*Problem requirements:*
Copy out every line in the entries below that includes "ffffff".

*Data provided:*
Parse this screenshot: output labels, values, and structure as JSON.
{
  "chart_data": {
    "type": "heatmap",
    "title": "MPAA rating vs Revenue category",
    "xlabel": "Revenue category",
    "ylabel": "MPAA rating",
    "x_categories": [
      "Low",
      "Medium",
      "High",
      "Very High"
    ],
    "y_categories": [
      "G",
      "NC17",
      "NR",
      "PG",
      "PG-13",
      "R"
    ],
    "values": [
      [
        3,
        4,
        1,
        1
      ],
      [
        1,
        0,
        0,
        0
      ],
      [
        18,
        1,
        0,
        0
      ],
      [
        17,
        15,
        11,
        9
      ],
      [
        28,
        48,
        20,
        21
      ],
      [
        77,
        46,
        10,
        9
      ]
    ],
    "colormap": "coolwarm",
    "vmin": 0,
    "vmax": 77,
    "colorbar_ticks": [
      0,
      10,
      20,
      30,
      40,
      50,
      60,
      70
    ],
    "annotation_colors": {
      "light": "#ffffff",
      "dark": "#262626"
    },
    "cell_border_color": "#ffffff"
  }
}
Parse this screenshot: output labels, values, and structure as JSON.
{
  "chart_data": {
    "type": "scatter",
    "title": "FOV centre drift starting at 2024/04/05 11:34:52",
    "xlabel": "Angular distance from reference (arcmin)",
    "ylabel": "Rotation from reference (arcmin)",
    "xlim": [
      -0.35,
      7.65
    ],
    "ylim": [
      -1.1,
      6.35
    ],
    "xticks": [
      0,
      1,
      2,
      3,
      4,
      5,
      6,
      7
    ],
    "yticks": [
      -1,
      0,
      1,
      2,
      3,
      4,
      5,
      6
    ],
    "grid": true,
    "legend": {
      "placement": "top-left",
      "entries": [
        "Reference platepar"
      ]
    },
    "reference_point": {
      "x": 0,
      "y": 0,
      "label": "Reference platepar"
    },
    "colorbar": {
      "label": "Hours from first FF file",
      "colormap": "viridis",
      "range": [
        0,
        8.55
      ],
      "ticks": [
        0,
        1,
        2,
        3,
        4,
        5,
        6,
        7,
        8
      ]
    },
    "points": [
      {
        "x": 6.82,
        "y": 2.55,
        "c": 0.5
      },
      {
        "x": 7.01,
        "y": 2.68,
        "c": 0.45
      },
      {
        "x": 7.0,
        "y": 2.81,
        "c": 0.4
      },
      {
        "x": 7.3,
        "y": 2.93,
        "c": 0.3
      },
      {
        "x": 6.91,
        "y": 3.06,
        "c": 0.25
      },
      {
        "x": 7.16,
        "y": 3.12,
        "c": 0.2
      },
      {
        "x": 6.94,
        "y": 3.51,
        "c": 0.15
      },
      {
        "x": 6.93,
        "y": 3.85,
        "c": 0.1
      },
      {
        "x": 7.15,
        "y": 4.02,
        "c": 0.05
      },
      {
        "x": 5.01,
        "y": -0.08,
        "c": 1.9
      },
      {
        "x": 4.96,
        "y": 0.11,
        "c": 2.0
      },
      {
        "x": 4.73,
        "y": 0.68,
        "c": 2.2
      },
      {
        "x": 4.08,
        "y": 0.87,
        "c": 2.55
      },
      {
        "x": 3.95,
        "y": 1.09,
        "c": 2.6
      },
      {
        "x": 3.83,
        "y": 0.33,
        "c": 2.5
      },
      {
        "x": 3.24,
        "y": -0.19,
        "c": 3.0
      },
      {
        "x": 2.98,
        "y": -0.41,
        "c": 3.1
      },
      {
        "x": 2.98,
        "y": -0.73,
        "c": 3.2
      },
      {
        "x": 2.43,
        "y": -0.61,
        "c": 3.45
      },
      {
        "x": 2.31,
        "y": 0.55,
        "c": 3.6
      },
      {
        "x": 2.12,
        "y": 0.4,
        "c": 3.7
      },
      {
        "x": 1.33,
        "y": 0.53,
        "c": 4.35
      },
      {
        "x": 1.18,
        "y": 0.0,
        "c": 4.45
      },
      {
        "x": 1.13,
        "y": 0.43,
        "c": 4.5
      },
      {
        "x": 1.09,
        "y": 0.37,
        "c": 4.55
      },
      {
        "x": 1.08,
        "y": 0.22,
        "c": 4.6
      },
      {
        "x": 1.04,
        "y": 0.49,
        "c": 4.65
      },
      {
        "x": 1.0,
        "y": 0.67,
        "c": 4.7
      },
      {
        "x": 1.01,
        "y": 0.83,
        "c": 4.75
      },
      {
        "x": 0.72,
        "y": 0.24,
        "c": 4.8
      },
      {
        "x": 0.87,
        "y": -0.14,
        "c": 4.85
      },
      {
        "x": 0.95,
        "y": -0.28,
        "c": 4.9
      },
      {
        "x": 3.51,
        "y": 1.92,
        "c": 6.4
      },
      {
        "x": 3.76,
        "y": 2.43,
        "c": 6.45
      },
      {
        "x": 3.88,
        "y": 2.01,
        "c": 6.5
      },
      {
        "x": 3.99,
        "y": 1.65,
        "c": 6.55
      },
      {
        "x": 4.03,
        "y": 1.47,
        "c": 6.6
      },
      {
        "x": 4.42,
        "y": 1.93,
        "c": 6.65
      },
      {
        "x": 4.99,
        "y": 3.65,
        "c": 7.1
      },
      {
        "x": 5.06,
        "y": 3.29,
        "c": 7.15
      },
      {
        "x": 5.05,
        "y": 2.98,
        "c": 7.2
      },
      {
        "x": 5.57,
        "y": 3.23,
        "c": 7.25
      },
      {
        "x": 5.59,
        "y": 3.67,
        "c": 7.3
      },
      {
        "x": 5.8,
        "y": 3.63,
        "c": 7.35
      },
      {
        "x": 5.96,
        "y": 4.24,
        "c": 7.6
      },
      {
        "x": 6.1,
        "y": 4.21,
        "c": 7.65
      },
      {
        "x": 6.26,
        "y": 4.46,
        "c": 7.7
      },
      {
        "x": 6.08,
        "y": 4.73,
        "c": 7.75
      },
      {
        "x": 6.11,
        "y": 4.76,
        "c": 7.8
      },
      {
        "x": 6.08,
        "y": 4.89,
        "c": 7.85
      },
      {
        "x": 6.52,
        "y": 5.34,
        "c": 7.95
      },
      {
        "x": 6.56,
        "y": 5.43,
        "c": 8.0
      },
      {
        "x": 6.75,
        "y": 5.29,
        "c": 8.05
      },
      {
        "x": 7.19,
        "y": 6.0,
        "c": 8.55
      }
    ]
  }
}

*Exercise solution:*
      "light": "#ffffff",
    "cell_border_color": "#ffffff"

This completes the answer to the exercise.